PROBLEM REQUIREMENTS: Every line in the listing is to be echoed verbatim.

----------------

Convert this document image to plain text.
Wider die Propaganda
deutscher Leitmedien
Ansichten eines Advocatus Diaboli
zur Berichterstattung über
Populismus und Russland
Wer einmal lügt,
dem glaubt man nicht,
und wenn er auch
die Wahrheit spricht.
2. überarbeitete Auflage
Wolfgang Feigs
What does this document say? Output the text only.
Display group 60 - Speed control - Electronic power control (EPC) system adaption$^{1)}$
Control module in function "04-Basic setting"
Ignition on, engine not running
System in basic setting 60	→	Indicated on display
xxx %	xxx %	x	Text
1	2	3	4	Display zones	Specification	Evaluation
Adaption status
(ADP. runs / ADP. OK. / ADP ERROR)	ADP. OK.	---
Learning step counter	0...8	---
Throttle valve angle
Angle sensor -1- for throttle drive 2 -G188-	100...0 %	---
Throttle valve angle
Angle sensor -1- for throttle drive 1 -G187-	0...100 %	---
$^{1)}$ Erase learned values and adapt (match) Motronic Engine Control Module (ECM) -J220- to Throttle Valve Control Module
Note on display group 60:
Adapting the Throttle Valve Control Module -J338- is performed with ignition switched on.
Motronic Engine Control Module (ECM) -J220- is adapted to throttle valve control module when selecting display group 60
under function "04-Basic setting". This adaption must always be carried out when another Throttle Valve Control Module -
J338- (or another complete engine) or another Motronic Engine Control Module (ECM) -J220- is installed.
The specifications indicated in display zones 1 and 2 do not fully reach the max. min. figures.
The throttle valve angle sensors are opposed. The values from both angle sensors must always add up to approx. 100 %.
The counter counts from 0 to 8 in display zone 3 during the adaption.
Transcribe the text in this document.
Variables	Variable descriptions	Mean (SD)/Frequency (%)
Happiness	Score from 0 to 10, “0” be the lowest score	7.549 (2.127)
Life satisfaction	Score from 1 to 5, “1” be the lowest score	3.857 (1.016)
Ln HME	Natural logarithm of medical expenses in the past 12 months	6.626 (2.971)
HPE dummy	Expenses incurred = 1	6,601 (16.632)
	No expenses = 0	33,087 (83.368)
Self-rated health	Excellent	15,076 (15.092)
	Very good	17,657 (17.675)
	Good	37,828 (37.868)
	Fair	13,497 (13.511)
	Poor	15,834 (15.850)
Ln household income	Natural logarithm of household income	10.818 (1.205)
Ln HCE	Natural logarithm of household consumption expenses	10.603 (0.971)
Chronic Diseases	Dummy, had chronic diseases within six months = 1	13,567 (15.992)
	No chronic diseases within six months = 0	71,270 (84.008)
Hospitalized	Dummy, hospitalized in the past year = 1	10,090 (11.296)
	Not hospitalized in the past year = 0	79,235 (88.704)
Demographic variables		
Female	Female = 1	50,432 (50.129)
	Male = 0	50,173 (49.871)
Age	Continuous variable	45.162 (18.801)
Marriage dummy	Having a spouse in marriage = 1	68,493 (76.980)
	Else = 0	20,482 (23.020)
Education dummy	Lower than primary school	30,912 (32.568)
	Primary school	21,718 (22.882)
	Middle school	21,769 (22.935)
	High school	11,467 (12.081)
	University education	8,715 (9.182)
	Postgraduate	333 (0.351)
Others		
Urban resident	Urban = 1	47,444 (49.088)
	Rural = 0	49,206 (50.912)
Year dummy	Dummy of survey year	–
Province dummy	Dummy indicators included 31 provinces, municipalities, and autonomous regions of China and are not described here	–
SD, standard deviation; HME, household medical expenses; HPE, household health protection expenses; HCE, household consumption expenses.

----------------

FINISHED TASK:
Convert this document image to plain text.
Wider die Propaganda
deutscher Leitmedien
Ansichten eines Advocatus Diaboli
zur Berichterstattung über
Populismus und Russland
Wer einmal lügt,
dem glaubt man nicht,
und wenn er auch
die Wahrheit spricht.
2. überarbeitete Auflage
Wolfgang Feigs
What does this document say? Output the text only.
Display group 60 - Speed control - Electronic power control (EPC) system adaption$^{1)}$
Control module in function "04-Basic setting"
Ignition on, engine not running
System in basic setting 60	→	Indicated on display
xxx %	xxx %	x	Text
1	2	3	4	Display zones	Specification	Evaluation
Adaption status
(ADP. runs / ADP. OK. / ADP ERROR)	ADP. OK.	---
Learning step counter	0...8	---
Throttle valve angle
Angle sensor -1- for throttle drive 2 -G188-	100...0 %	---
Throttle valve angle
Angle sensor -1- for throttle drive 1 -G187-	0...100 %	---
$^{1)}$ Erase learned values and adapt (match) Motronic Engine Control Module (ECM) -J220- to Throttle Valve Control Module
Note on display group 60:
Adapting the Throttle Valve Control Module -J338- is performed with ignition switched on.
Motronic Engine Control Module (ECM) -J220- is adapted to throttle valve control module when selecting display group 60
under function "04-Basic setting". This adaption must always be carried out when another Throttle Valve Control Module -
J338- (or another complete engine) or another Motronic Engine Control Module (ECM) -J220- is installed.
The specifications indicated in display zones 1 and 2 do not fully reach the max. min. figures.
The throttle valve angle sensors are opposed. The values from both angle sensors must always add up to approx. 100 %.
The counter counts from 0 to 8 in display zone 3 during the adaption.
Transcribe the text in this document.
Variables	Variable descriptions	Mean (SD)/Frequency (%)
Happiness	Score from 0 to 10, “0” be the lowest score	7.549 (2.127)
Life satisfaction	Score from 1 to 5, “1” be the lowest score	3.857 (1.016)
Ln HME	Natural logarithm of medical expenses in the past 12 months	6.626 (2.971)
HPE dummy	Expenses incurred = 1	6,601 (16.632)
	No expenses = 0	33,087 (83.368)
Self-rated health	Excellent	15,076 (15.092)
	Very good	17,657 (17.675)
	Good	37,828 (37.868)
	Fair	13,497 (13.511)
	Poor	15,834 (15.850)
Ln household income	Natural logarithm of household income	10.818 (1.205)
Ln HCE	Natural logarithm of household consumption expenses	10.603 (0.971)
Chronic Diseases	Dummy, had chronic diseases within six months = 1	13,567 (15.992)
	No chronic diseases within six months = 0	71,270 (84.008)
Hospitalized	Dummy, hospitalized in the past year = 1	10,090 (11.296)
	Not hospitalized in the past year = 0	79,235 (88.704)
Demographic variables		
Female	Female = 1	50,432 (50.129)
	Male = 0	50,173 (49.871)
Age	Continuous variable	45.162 (18.801)
Marriage dummy	Having a spouse in marriage = 1	68,493 (76.980)
	Else = 0	20,482 (23.020)
Education dummy	Lower than primary school	30,912 (32.568)
	Primary school	21,718 (22.882)
	Middle school	21,769 (22.935)
	High school	11,467 (12.081)
	University education	8,715 (9.182)
	Postgraduate	333 (0.351)
Others		
Urban resident	Urban = 1	47,444 (49.088)
	Rural = 0	49,206 (50.912)
Year dummy	Dummy of survey year	–
Province dummy	Dummy indicators included 31 provinces, municipalities, and autonomous regions of China and are not described here	–
SD, standard deviation; HME, household medical expenses; HPE, household health protection expenses; HCE, household consumption expenses.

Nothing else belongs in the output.